**Requirement:** Return all lines with the word "deciles" in them.

[Saved entries]

◆ ◆ ◆

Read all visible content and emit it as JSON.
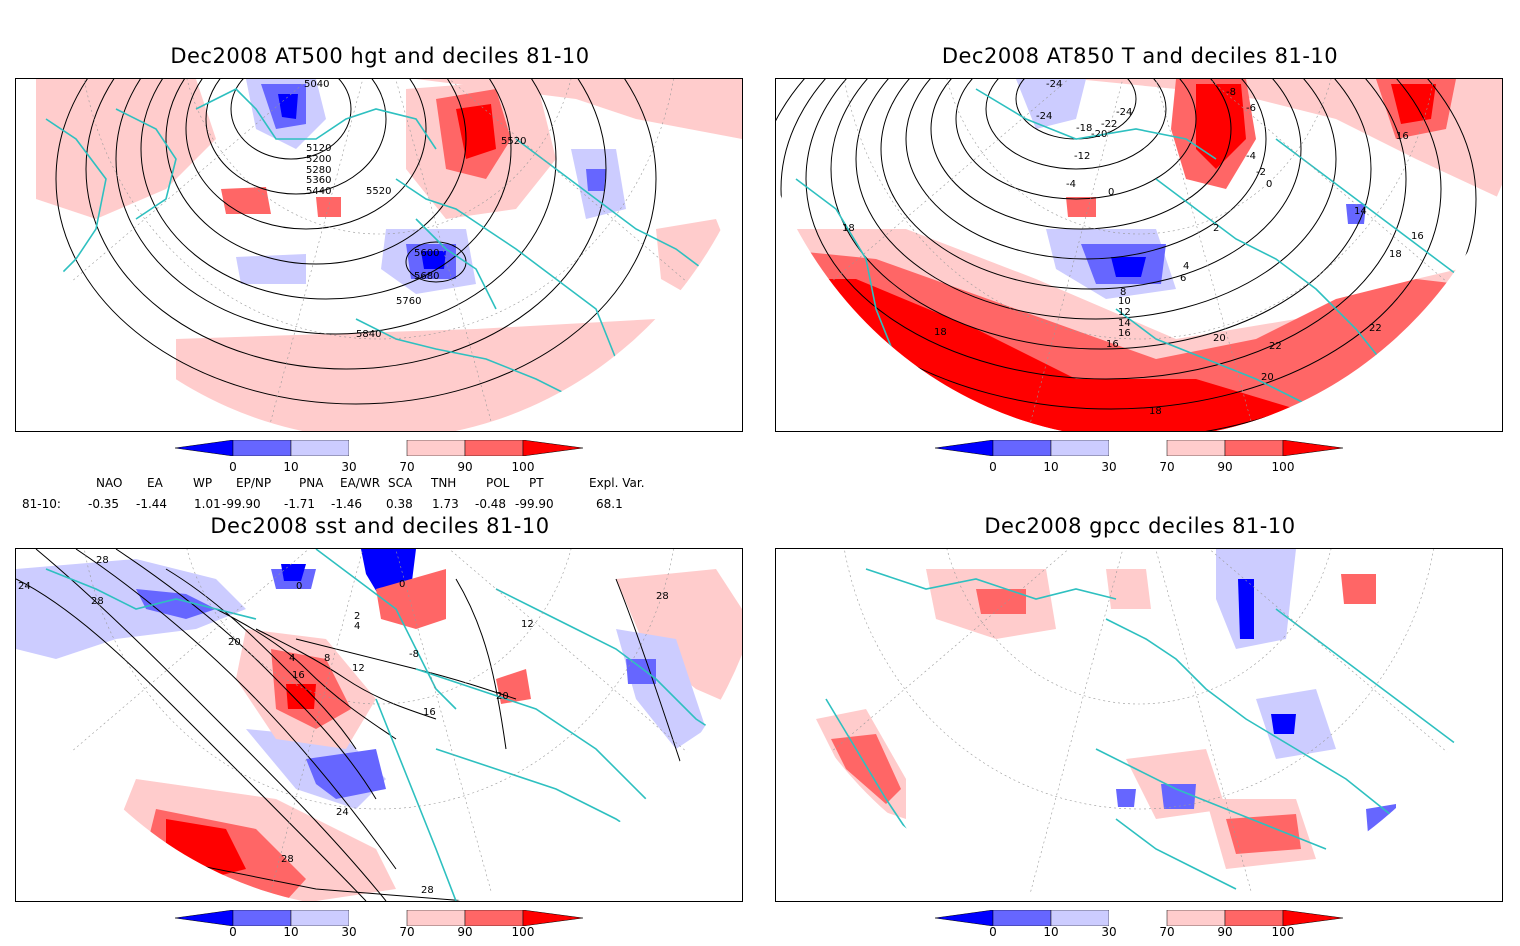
{
  "colors": {
    "deep_blue": "#0000ff",
    "mid_blue": "#6666ff",
    "light_blue": "#ccccff",
    "light_red": "#ffcccc",
    "mid_red": "#ff6666",
    "deep_red": "#ff0000",
    "coast": "#2ec0c0",
    "contour": "#000000"
  },
  "colorbar": {
    "labels": [
      "0",
      "10",
      "30",
      "70",
      "90",
      "100"
    ]
  },
  "panels": [
    {
      "title": "Dec2008 AT500 hgt and deciles 81-10",
      "contour_labels": [
        "5040",
        "5120",
        "5200",
        "5280",
        "5360",
        "5440",
        "5520",
        "5520",
        "5600",
        "5680",
        "5760",
        "5840"
      ]
    },
    {
      "title": "Dec2008 AT850 T and deciles 81-10",
      "contour_labels": [
        "-24",
        "-24",
        "-24",
        "-22",
        "-20",
        "-18",
        "-12",
        "-8",
        "-6",
        "-4",
        "-4",
        "-2",
        "0",
        "0",
        "2",
        "4",
        "6",
        "8",
        "10",
        "12",
        "14",
        "14",
        "16",
        "16",
        "16",
        "16",
        "18",
        "18",
        "18",
        "18",
        "20",
        "20",
        "22",
        "22"
      ]
    },
    {
      "title": "Dec2008 sst and deciles 81-10",
      "contour_labels": [
        "28",
        "24",
        "28",
        "0",
        "0",
        "2",
        "4",
        "4",
        "8",
        "12",
        "16",
        "16",
        "20",
        "20",
        "24",
        "28",
        "28",
        "28",
        "-8",
        "12"
      ]
    },
    {
      "title": "Dec2008 gpcc deciles 81-10",
      "contour_labels": []
    }
  ],
  "indices": {
    "headers": [
      "NAO",
      "EA",
      "WP",
      "EP/NP",
      "PNA",
      "EA/WR",
      "SCA",
      "TNH",
      "POL",
      "PT",
      "Expl. Var."
    ],
    "row_label": "81-10:",
    "values": [
      "-0.35",
      "-1.44",
      "1.01",
      "-99.90",
      "-1.71",
      "-1.46",
      "0.38",
      "1.73",
      "-0.48",
      "-99.90",
      "68.1"
    ]
  }
}
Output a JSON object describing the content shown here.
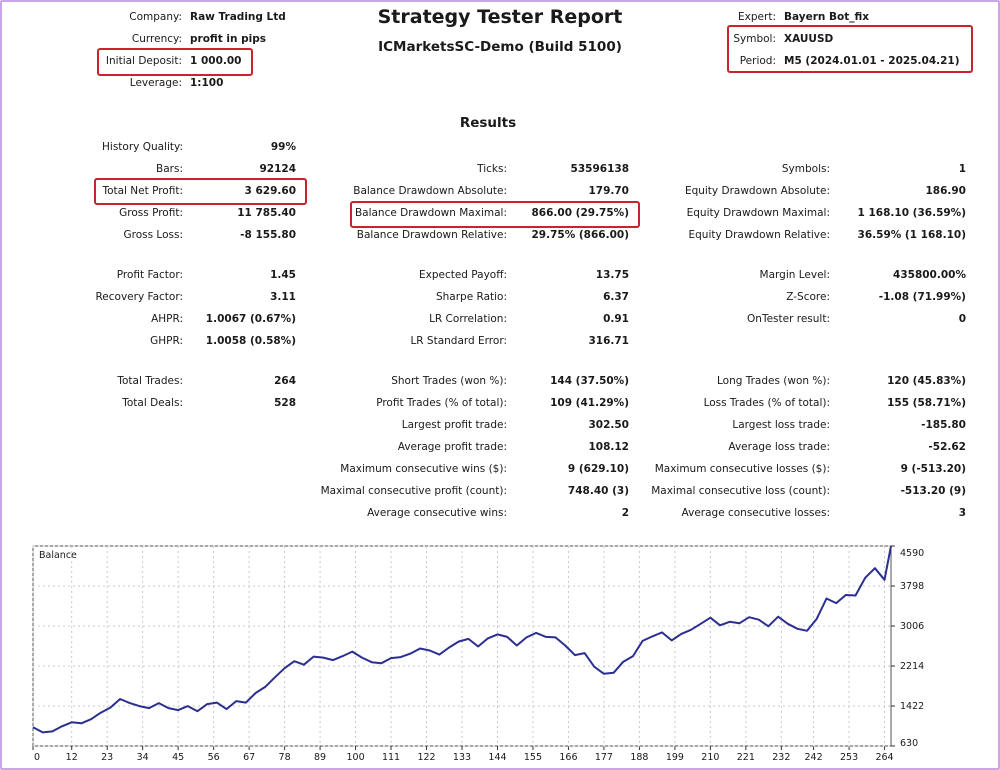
{
  "report": {
    "title": "Strategy Tester Report",
    "subtitle": "ICMarketsSC-Demo (Build 5100)",
    "results_heading": "Results"
  },
  "header_left": [
    {
      "label": "Company:",
      "value": "Raw Trading Ltd"
    },
    {
      "label": "Currency:",
      "value": "profit in pips"
    },
    {
      "label": "Initial Deposit:",
      "value": "1 000.00"
    },
    {
      "label": "Leverage:",
      "value": "1:100"
    }
  ],
  "header_right": [
    {
      "label": "Expert:",
      "value": "Bayern Bot_fix"
    },
    {
      "label": "Symbol:",
      "value": "XAUUSD"
    },
    {
      "label": "Period:",
      "value": "M5 (2024.01.01 - 2025.04.21)"
    }
  ],
  "col1": [
    {
      "label": "History Quality:",
      "value": "99%"
    },
    {
      "label": "Bars:",
      "value": "92124"
    },
    {
      "label": "Total Net Profit:",
      "value": "3 629.60"
    },
    {
      "label": "Gross Profit:",
      "value": "11 785.40"
    },
    {
      "label": "Gross Loss:",
      "value": "-8 155.80"
    },
    {
      "label": "Profit Factor:",
      "value": "1.45"
    },
    {
      "label": "Recovery Factor:",
      "value": "3.11"
    },
    {
      "label": "AHPR:",
      "value": "1.0067 (0.67%)"
    },
    {
      "label": "GHPR:",
      "value": "1.0058 (0.58%)"
    },
    {
      "label": "Total Trades:",
      "value": "264"
    },
    {
      "label": "Total Deals:",
      "value": "528"
    }
  ],
  "col2": [
    {
      "label": "Ticks:",
      "value": "53596138"
    },
    {
      "label": "Balance Drawdown Absolute:",
      "value": "179.70"
    },
    {
      "label": "Balance Drawdown Maximal:",
      "value": "866.00 (29.75%)"
    },
    {
      "label": "Balance Drawdown Relative:",
      "value": "29.75% (866.00)"
    },
    {
      "label": "Expected Payoff:",
      "value": "13.75"
    },
    {
      "label": "Sharpe Ratio:",
      "value": "6.37"
    },
    {
      "label": "LR Correlation:",
      "value": "0.91"
    },
    {
      "label": "LR Standard Error:",
      "value": "316.71"
    },
    {
      "label": "Short Trades (won %):",
      "value": "144 (37.50%)"
    },
    {
      "label": "Profit Trades (% of total):",
      "value": "109 (41.29%)"
    },
    {
      "label": "Largest profit trade:",
      "value": "302.50"
    },
    {
      "label": "Average profit trade:",
      "value": "108.12"
    },
    {
      "label": "Maximum consecutive wins ($):",
      "value": "9 (629.10)"
    },
    {
      "label": "Maximal consecutive profit (count):",
      "value": "748.40 (3)"
    },
    {
      "label": "Average consecutive wins:",
      "value": "2"
    }
  ],
  "col3": [
    {
      "label": "Symbols:",
      "value": "1"
    },
    {
      "label": "Equity Drawdown Absolute:",
      "value": "186.90"
    },
    {
      "label": "Equity Drawdown Maximal:",
      "value": "1 168.10 (36.59%)"
    },
    {
      "label": "Equity Drawdown Relative:",
      "value": "36.59% (1 168.10)"
    },
    {
      "label": "Margin Level:",
      "value": "435800.00%"
    },
    {
      "label": "Z-Score:",
      "value": "-1.08 (71.99%)"
    },
    {
      "label": "OnTester result:",
      "value": "0"
    },
    {
      "label": "Long Trades (won %):",
      "value": "120 (45.83%)"
    },
    {
      "label": "Loss Trades (% of total):",
      "value": "155 (58.71%)"
    },
    {
      "label": "Largest loss trade:",
      "value": "-185.80"
    },
    {
      "label": "Average loss trade:",
      "value": "-52.62"
    },
    {
      "label": "Maximum consecutive losses ($):",
      "value": "9 (-513.20)"
    },
    {
      "label": "Maximal consecutive loss (count):",
      "value": "-513.20 (9)"
    },
    {
      "label": "Average consecutive losses:",
      "value": "3"
    }
  ],
  "colors": {
    "line": "#2b2f8f",
    "highlight": "#c8242d",
    "grid": "#c8c8c8"
  },
  "chart_data": {
    "type": "line",
    "title": "Balance",
    "xlim": [
      0,
      266
    ],
    "ylim": [
      630,
      4590
    ],
    "x_ticks": [
      "0",
      "12",
      "23",
      "34",
      "45",
      "56",
      "67",
      "78",
      "89",
      "100",
      "111",
      "122",
      "133",
      "144",
      "155",
      "166",
      "177",
      "188",
      "199",
      "210",
      "221",
      "232",
      "242",
      "253",
      "264"
    ],
    "y_ticks": [
      "4590",
      "3798",
      "3006",
      "2214",
      "1422",
      "630"
    ],
    "series": [
      {
        "x": [
          0,
          3,
          6,
          9,
          12,
          15,
          18,
          21,
          24,
          27,
          30,
          33,
          36,
          39,
          42,
          45,
          48,
          51,
          54,
          57,
          60,
          63,
          66,
          69,
          72,
          75,
          78,
          81,
          84,
          87,
          90,
          93,
          96,
          99,
          102,
          105,
          108,
          111,
          114,
          117,
          120,
          123,
          126,
          129,
          132,
          135,
          138,
          141,
          144,
          147,
          150,
          153,
          156,
          159,
          162,
          165,
          168,
          171,
          174,
          177,
          180,
          183,
          186,
          189,
          192,
          195,
          198,
          201,
          204,
          207,
          210,
          213,
          216,
          219,
          222,
          225,
          228,
          231,
          234,
          237,
          240,
          243,
          246,
          249,
          252,
          255,
          258,
          261,
          264,
          266
        ],
        "values": [
          1000,
          900,
          920,
          1020,
          1100,
          1080,
          1160,
          1290,
          1390,
          1560,
          1480,
          1420,
          1380,
          1480,
          1380,
          1340,
          1420,
          1320,
          1460,
          1490,
          1360,
          1520,
          1490,
          1680,
          1800,
          1990,
          2170,
          2310,
          2240,
          2400,
          2380,
          2330,
          2410,
          2500,
          2380,
          2290,
          2270,
          2370,
          2390,
          2460,
          2560,
          2520,
          2440,
          2580,
          2700,
          2750,
          2600,
          2760,
          2840,
          2790,
          2620,
          2780,
          2870,
          2790,
          2780,
          2620,
          2430,
          2470,
          2200,
          2060,
          2080,
          2300,
          2410,
          2710,
          2800,
          2880,
          2720,
          2850,
          2930,
          3050,
          3170,
          3020,
          3090,
          3060,
          3180,
          3130,
          3000,
          3190,
          3050,
          2950,
          2910,
          3150,
          3550,
          3460,
          3620,
          3610,
          3960,
          4150,
          3920,
          4590
        ]
      }
    ]
  }
}
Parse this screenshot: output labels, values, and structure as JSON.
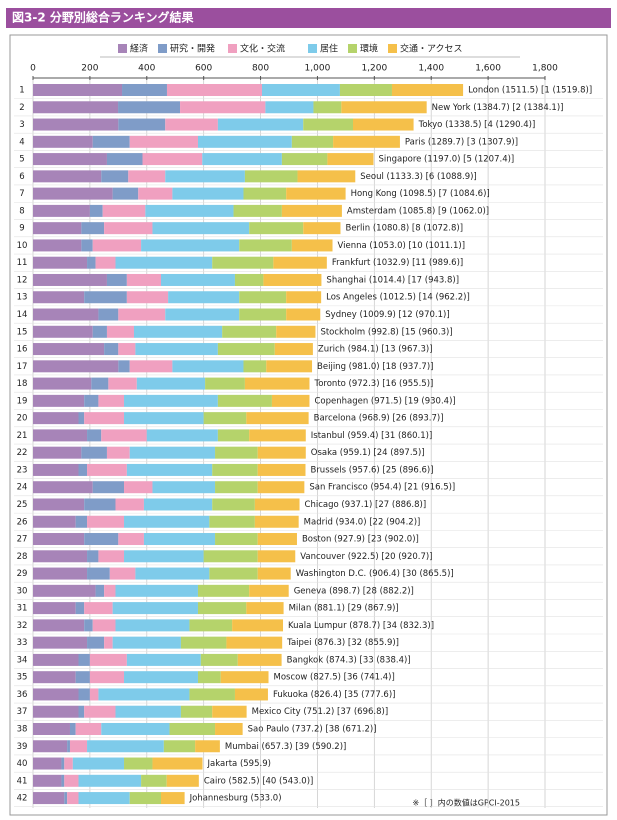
{
  "chart_data": {
    "type": "stacked-bar",
    "title": "図3-2  分野別総合ランキング結果",
    "footnote": "※［ ］内の数値はGPCI-2015",
    "ranks": [
      1,
      2,
      3,
      4,
      5,
      6,
      7,
      8,
      9,
      10,
      11,
      12,
      13,
      14,
      15,
      16,
      17,
      18,
      19,
      20,
      21,
      22,
      23,
      24,
      25,
      26,
      27,
      28,
      29,
      30,
      31,
      32,
      33,
      34,
      35,
      36,
      37,
      38,
      39,
      40,
      41,
      42
    ],
    "categories": [
      "London (1511.5) [1 (1519.8)]",
      "New York (1384.7) [2 (1384.1)]",
      "Tokyo (1338.5) [4 (1290.4)]",
      "Paris (1289.7) [3 (1307.9)]",
      "Singapore (1197.0) [5 (1207.4)]",
      "Seoul (1133.3) [6 (1088.9)]",
      "Hong Kong (1098.5) [7 (1084.6)]",
      "Amsterdam (1085.8) [9 (1062.0)]",
      "Berlin (1080.8) [8 (1072.8)]",
      "Vienna (1053.0) [10 (1011.1)]",
      "Frankfurt (1032.9) [11 (989.6)]",
      "Shanghai (1014.4) [17 (943.8)]",
      "Los Angeles (1012.5) [14 (962.2)]",
      "Sydney (1009.9) [12 (970.1)]",
      "Stockholm (992.8) [15 (960.3)]",
      "Zurich (984.1) [13 (967.3)]",
      "Beijing (981.0) [18 (937.7)]",
      "Toronto (972.3) [16 (955.5)]",
      "Copenhagen (971.5) [19 (930.4)]",
      "Barcelona (968.9) [26 (893.7)]",
      "Istanbul (959.4) [31 (860.1)]",
      "Osaka (959.1) [24 (897.5)]",
      "Brussels (957.6) [25 (896.6)]",
      "San Francisco (954.4) [21 (916.5)]",
      "Chicago (937.1) [27 (886.8)]",
      "Madrid (934.0) [22 (904.2)]",
      "Boston (927.9) [23 (902.0)]",
      "Vancouver (922.5) [20 (920.7)]",
      "Washington D.C. (906.4) [30 (865.5)]",
      "Geneva (898.7) [28 (882.2)]",
      "Milan (881.1) [29 (867.9)]",
      "Kuala Lumpur (878.7) [34 (832.3)]",
      "Taipei (876.3) [32 (855.9)]",
      "Bangkok (874.3) [33 (838.4)]",
      "Moscow (827.5) [36 (741.4)]",
      "Fukuoka (826.4) [35 (777.6)]",
      "Mexico City (751.2) [37 (696.8)]",
      "Sao Paulo (737.2) [38 (671.2)]",
      "Mumbai (657.3) [39 (590.2)]",
      "Jakarta (595.9)",
      "Cairo (582.5) [40 (543.0)]",
      "Johannesburg (533.0)"
    ],
    "series": [
      {
        "name": "経済",
        "color": "#a784b8",
        "values": [
          313,
          299,
          300,
          210,
          260,
          240,
          280,
          200,
          170,
          170,
          190,
          260,
          180,
          230,
          210,
          250,
          300,
          205,
          180,
          160,
          190,
          170,
          160,
          210,
          180,
          150,
          180,
          190,
          190,
          220,
          150,
          180,
          190,
          160,
          150,
          160,
          160,
          130,
          120,
          100,
          100,
          110
        ]
      },
      {
        "name": "研究・開発",
        "color": "#7f9cc8",
        "values": [
          158,
          218,
          165,
          130,
          125,
          95,
          90,
          45,
          80,
          40,
          30,
          70,
          150,
          70,
          50,
          50,
          40,
          60,
          50,
          20,
          50,
          90,
          30,
          110,
          110,
          40,
          120,
          40,
          80,
          30,
          30,
          30,
          60,
          40,
          50,
          40,
          20,
          20,
          10,
          10,
          10,
          10
        ]
      },
      {
        "name": "文化・交流",
        "color": "#f0a0c0",
        "values": [
          334,
          300,
          185,
          240,
          210,
          130,
          120,
          150,
          170,
          170,
          70,
          120,
          145,
          165,
          95,
          60,
          150,
          100,
          90,
          140,
          160,
          80,
          140,
          100,
          100,
          130,
          90,
          90,
          90,
          40,
          100,
          80,
          30,
          130,
          120,
          30,
          110,
          90,
          60,
          30,
          50,
          40
        ]
      },
      {
        "name": "居住",
        "color": "#7ecbea",
        "values": [
          274,
          169,
          300,
          330,
          280,
          280,
          250,
          310,
          340,
          345,
          340,
          260,
          250,
          260,
          310,
          290,
          250,
          240,
          330,
          280,
          250,
          300,
          300,
          220,
          240,
          300,
          250,
          280,
          260,
          290,
          300,
          260,
          240,
          260,
          260,
          320,
          230,
          240,
          270,
          180,
          220,
          180
        ]
      },
      {
        "name": "環境",
        "color": "#b5d36b",
        "values": [
          183,
          98,
          175,
          145,
          160,
          185,
          150,
          170,
          190,
          185,
          215,
          100,
          165,
          165,
          190,
          200,
          80,
          140,
          190,
          150,
          110,
          150,
          160,
          150,
          150,
          160,
          150,
          190,
          170,
          180,
          170,
          150,
          160,
          130,
          80,
          160,
          110,
          160,
          110,
          100,
          90,
          110
        ]
      },
      {
        "name": "交通・アクセス",
        "color": "#f5c04a",
        "values": [
          250,
          300,
          213,
          235,
          162,
          203,
          209,
          211,
          131,
          143,
          188,
          204,
          123,
          120,
          138,
          134,
          161,
          227,
          132,
          219,
          199,
          169,
          168,
          164,
          157,
          154,
          138,
          132,
          116,
          139,
          131,
          179,
          196,
          154,
          168,
          116,
          121,
          97,
          87,
          176,
          113,
          83
        ]
      }
    ],
    "xlim": [
      0,
      1800
    ],
    "xticks": [
      0,
      200,
      400,
      600,
      800,
      {
        "value": 1000,
        "label": "1,000"
      },
      {
        "value": 1200,
        "label": "1,200"
      },
      {
        "value": 1400,
        "label": "1,400"
      },
      {
        "value": 1600,
        "label": "1,600"
      },
      {
        "value": 1800,
        "label": "1,800"
      }
    ],
    "grid": true
  }
}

◆ ◆ ◆

**Task result:**
      "title": "Dec2008 AT500 hgt and deciles 81-10",
      "title": "Dec2008 AT850 T and deciles 81-10",
      "title": "Dec2008 sst and deciles 81-10",
      "title": "Dec2008 gpcc deciles 81-10",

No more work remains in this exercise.